> _WHAT YOU HAVE TO DO_: Within the records that follow, find every line containing the string "document". Copy those lines.

> _SUPPLIED INFORMATION_:
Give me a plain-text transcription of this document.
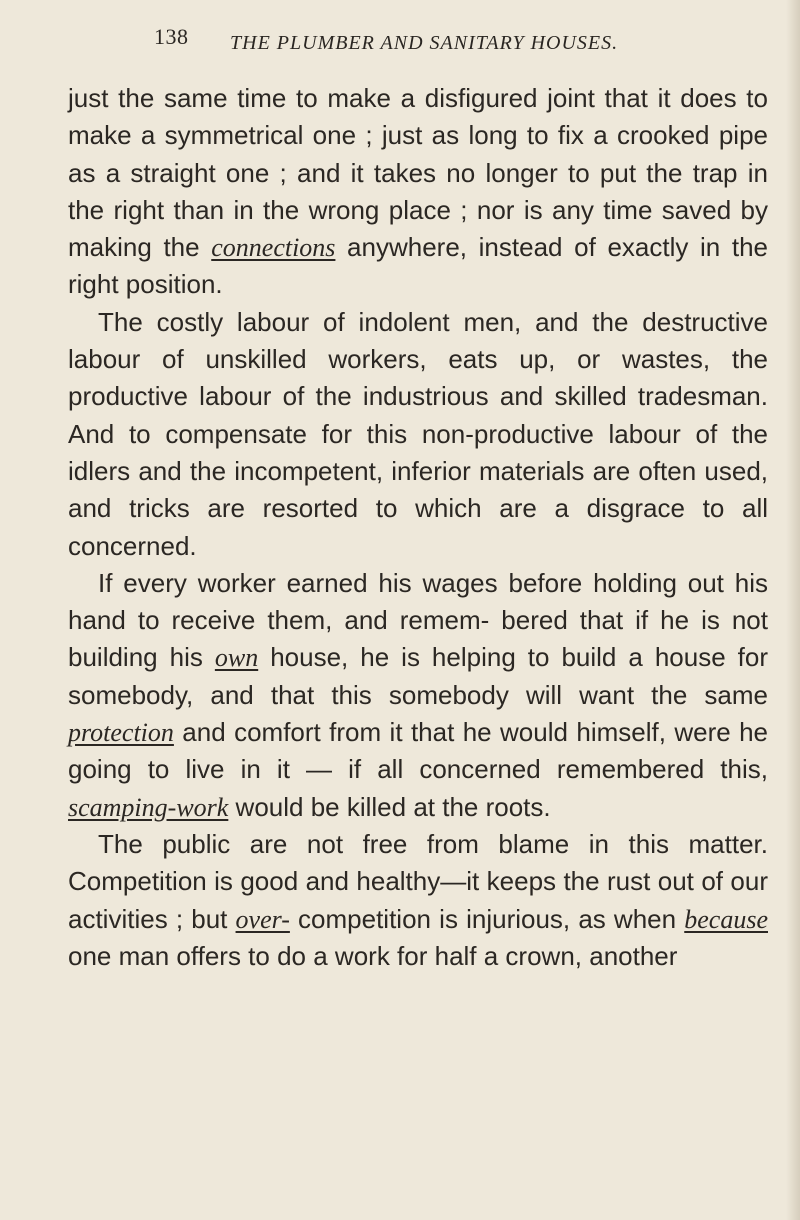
138 THE PLUMBER AND SANITARY HOUSES.

just the same time to make a disfigured joint that it does to make a symmetrical one ; just as long to fix a crooked pipe as a straight one ; and it takes no longer to put the trap in the right than in the wrong place ; nor is any time saved by making the connections anywhere, instead of exactly in the right position.

The costly labour of indolent men, and the destructive labour of unskilled workers, eats up, or wastes, the productive labour of the industrious and skilled tradesman. And to compensate for this non-productive labour of the idlers and the incompetent, inferior materials are often used, and tricks are resorted to which are a disgrace to all concerned.

If every worker earned his wages before holding out his hand to receive them, and remem- bered that if he is not building his own house, he is helping to build a house for somebody, and that this somebody will want the same protection and comfort from it that he would himself, were he going to live in it — if all concerned remembered this, scamping-work would be killed at the roots.

The public are not free from blame in this matter. Competition is good and healthy—it keeps the rust out of our activities ; but over- competition is injurious, as when because one man offers to do a work for half a crown, another
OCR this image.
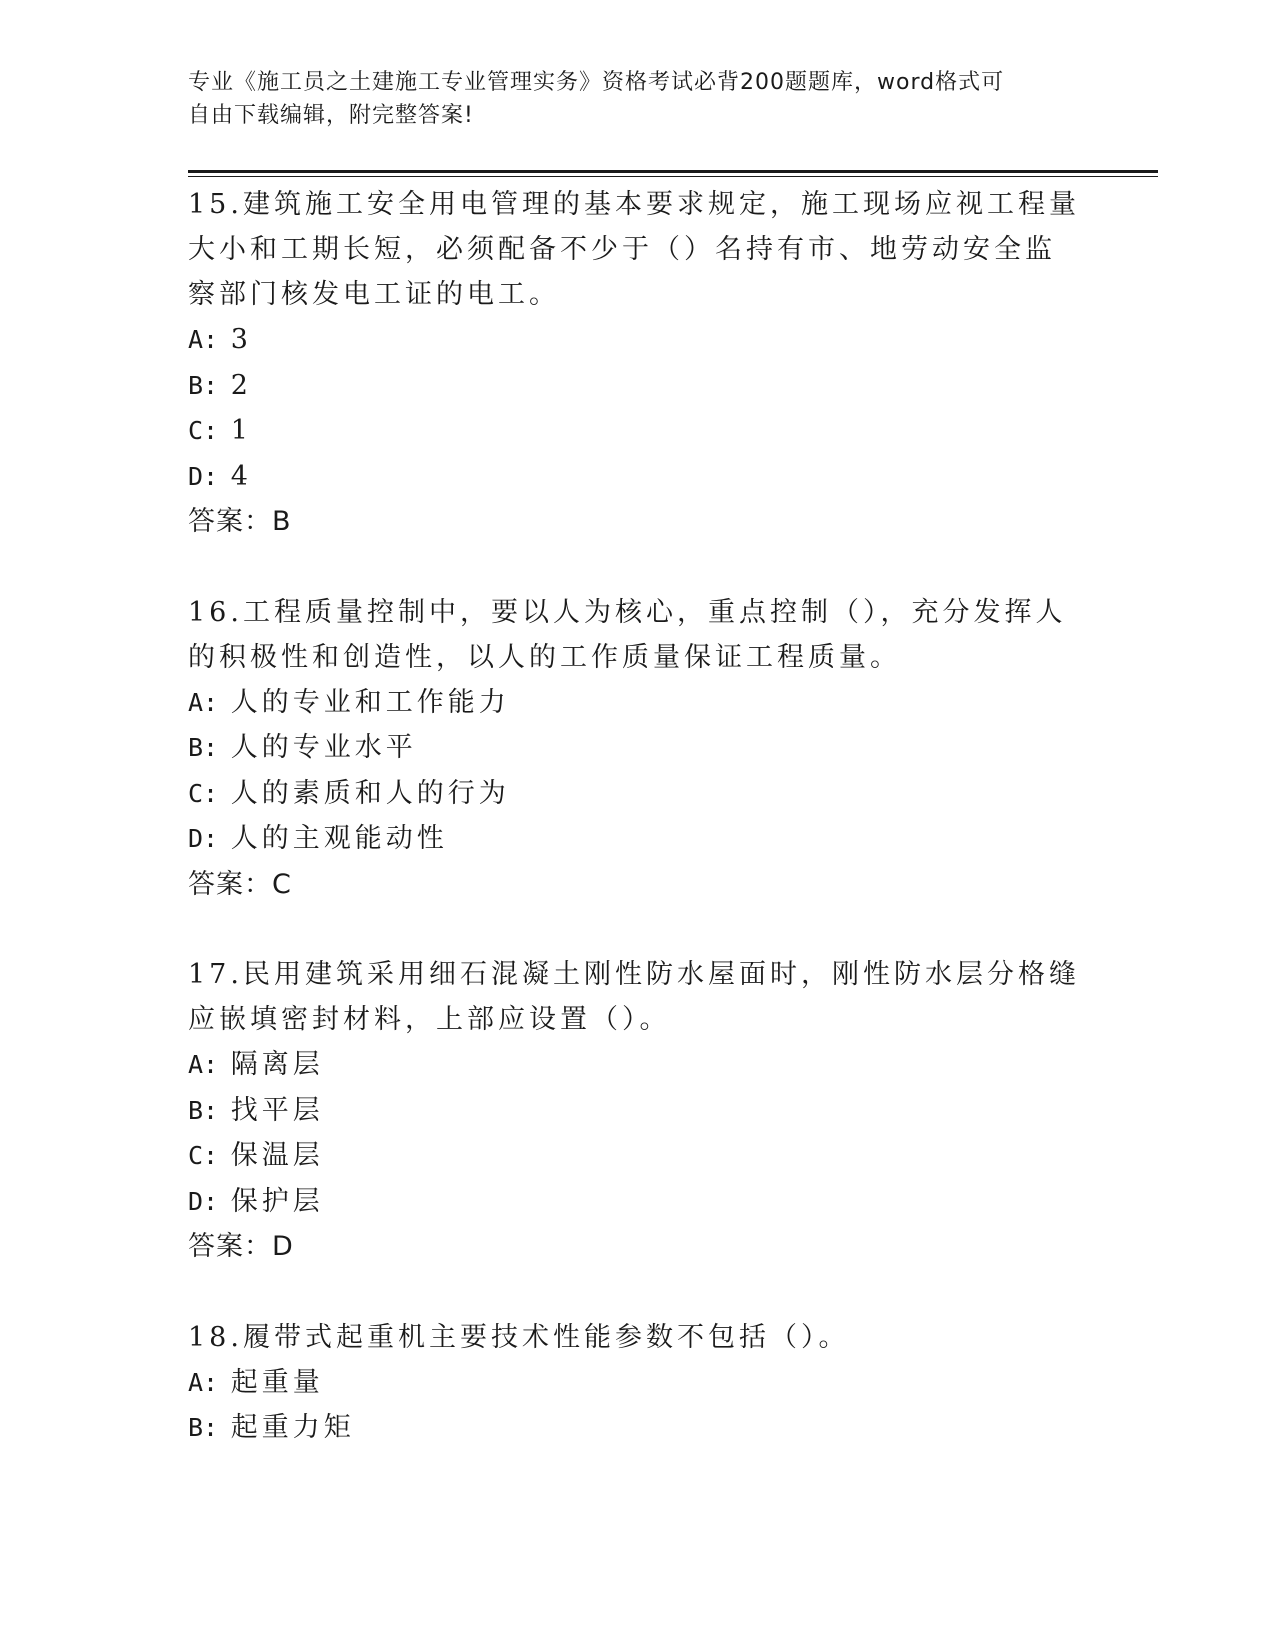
专业《施工员之土建施工专业管理实务》资格考试必背200题题库，word格式可
自由下载编辑，附完整答案!
15.建筑施工安全用电管理的基本要求规定，施工现场应视工程量大小和工期长短，必须配备不少于（）名持有市、地劳动安全监察部门核发电工证的电工。
A: 3
B: 2
C: 1
D: 4
答案：B
16.工程质量控制中，要以人为核心，重点控制（），充分发挥人的积极性和创造性，以人的工作质量保证工程质量。
A: 人的专业和工作能力
B: 人的专业水平
C: 人的素质和人的行为
D: 人的主观能动性
答案：C
17.民用建筑采用细石混凝土刚性防水屋面时，刚性防水层分格缝应嵌填密封材料，上部应设置（）。
A: 隔离层
B: 找平层
C: 保温层
D: 保护层
答案：D
18.履带式起重机主要技术性能参数不包括（）。
A: 起重量
B: 起重力矩
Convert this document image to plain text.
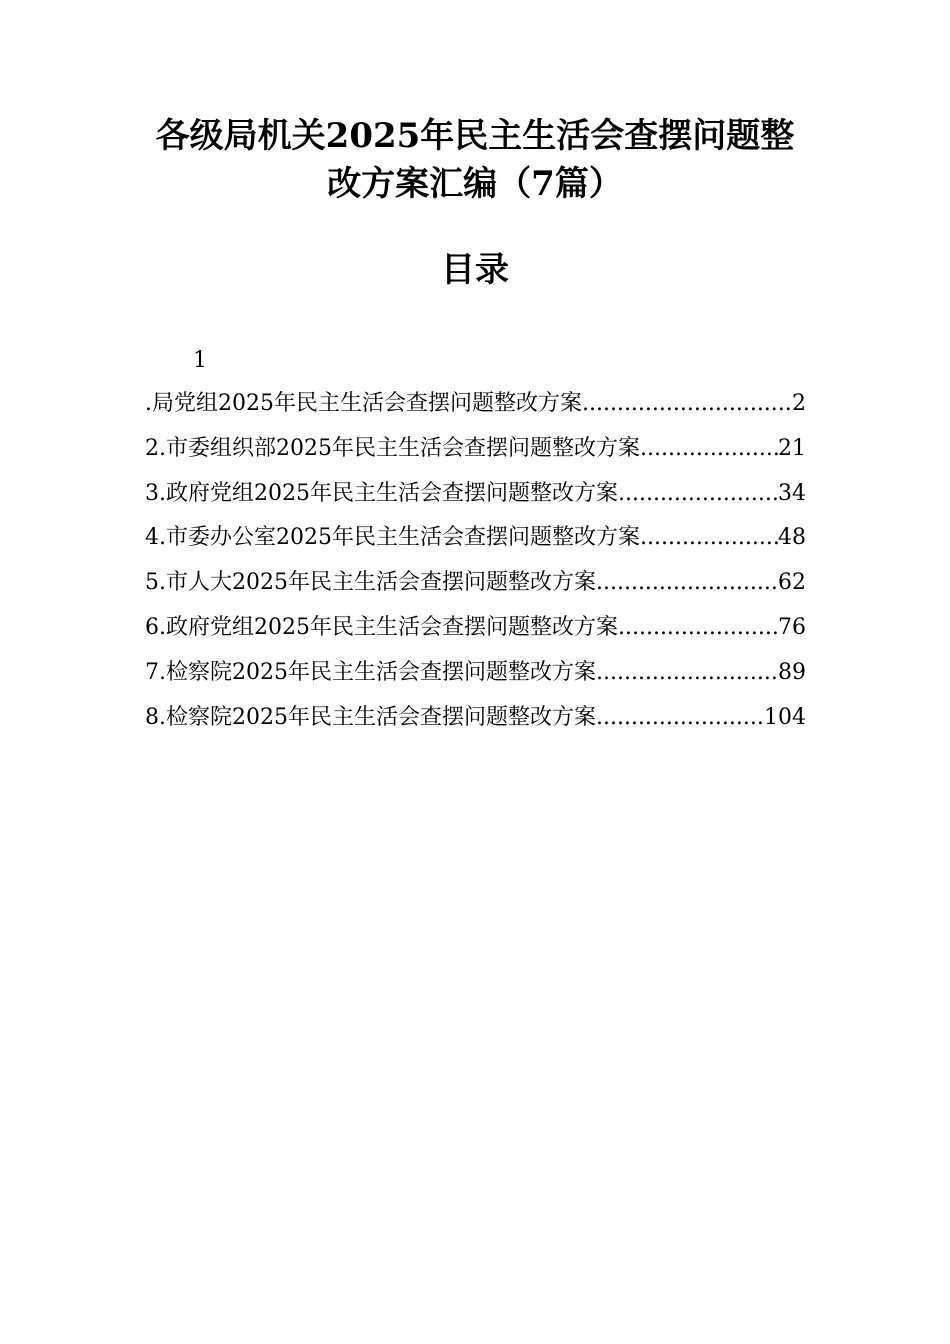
各级局机关2025年民主生活会查摆问题整
改方案汇编（7篇）
目录
1
.局党组2025年民主生活会查摆问题整改方案 .....	2
2.市委组织部2025年民主生活会查摆问题整改方案 .....	21
3.政府党组2025年民主生活会查摆问题整改方案 .....	34
4.市委办公室2025年民主生活会查摆问题整改方案 .....	48
5.市人大2025年民主生活会查摆问题整改方案 .....	62
6.政府党组2025年民主生活会查摆问题整改方案 .....	76
7.检察院2025年民主生活会查摆问题整改方案 .....	89
8.检察院2025年民主生活会查摆问题整改方案 .....	104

> _TASK RESPONSE_:
Give me a plain-text transcription of this document.
Convert this document image to plain text.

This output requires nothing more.